YOUR GOAL:
Tally the lines that contain the string "text" and give the number by itself.

>> Begin MATERIAL FOR THIS EXERCISE

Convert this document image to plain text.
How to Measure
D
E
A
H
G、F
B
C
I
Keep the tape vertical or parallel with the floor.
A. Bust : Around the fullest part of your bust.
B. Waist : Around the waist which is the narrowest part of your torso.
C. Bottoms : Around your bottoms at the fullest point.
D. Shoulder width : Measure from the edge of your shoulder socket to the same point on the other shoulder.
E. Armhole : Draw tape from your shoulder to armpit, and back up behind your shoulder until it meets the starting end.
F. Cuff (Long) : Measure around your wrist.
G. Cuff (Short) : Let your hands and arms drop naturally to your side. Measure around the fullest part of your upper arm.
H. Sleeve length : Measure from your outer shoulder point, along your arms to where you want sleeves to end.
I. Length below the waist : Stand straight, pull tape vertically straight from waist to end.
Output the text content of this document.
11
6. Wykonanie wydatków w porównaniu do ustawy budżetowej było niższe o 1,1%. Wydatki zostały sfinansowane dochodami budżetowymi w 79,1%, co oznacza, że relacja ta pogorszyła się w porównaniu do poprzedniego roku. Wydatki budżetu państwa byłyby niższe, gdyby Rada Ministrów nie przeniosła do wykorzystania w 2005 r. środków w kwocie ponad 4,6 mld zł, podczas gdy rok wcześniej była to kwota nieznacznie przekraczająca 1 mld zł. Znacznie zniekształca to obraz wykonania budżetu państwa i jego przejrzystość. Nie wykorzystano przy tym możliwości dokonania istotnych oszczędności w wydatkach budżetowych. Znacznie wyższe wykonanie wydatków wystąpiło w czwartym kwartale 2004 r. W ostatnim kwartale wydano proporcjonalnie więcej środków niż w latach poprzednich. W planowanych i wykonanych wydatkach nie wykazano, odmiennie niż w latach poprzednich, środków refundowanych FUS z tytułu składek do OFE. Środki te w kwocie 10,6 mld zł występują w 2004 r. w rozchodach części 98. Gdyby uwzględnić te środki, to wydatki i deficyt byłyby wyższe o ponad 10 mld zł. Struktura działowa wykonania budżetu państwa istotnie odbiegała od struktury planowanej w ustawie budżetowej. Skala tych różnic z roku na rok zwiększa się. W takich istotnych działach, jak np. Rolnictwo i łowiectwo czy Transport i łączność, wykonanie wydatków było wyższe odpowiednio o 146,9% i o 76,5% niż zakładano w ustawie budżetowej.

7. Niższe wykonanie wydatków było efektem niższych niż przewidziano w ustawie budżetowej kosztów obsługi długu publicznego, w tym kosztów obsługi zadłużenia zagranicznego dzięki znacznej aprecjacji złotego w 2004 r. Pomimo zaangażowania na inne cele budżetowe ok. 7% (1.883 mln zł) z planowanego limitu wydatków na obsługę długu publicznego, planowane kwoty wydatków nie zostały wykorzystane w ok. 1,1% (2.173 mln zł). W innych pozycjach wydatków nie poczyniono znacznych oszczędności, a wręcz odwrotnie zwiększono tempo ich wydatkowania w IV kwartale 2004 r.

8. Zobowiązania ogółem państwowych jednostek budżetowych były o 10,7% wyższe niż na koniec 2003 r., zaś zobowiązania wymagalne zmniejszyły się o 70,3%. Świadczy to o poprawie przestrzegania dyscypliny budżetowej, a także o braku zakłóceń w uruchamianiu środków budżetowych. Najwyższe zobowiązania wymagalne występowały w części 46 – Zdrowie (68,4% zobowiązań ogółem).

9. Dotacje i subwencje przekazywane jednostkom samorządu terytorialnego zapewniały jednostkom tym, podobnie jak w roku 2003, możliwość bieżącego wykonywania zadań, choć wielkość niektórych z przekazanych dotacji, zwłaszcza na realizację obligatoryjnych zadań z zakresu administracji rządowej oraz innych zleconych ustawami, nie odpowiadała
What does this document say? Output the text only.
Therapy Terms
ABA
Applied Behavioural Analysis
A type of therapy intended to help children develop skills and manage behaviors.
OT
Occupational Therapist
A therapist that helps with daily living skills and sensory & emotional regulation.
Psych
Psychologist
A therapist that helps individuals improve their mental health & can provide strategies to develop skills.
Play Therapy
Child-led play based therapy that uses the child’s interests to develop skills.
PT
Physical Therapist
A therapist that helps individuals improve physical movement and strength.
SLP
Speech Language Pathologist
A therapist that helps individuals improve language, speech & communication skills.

>> End MATERIAL FOR THIS EXERCISE

EXERCISE RESPONSE:
3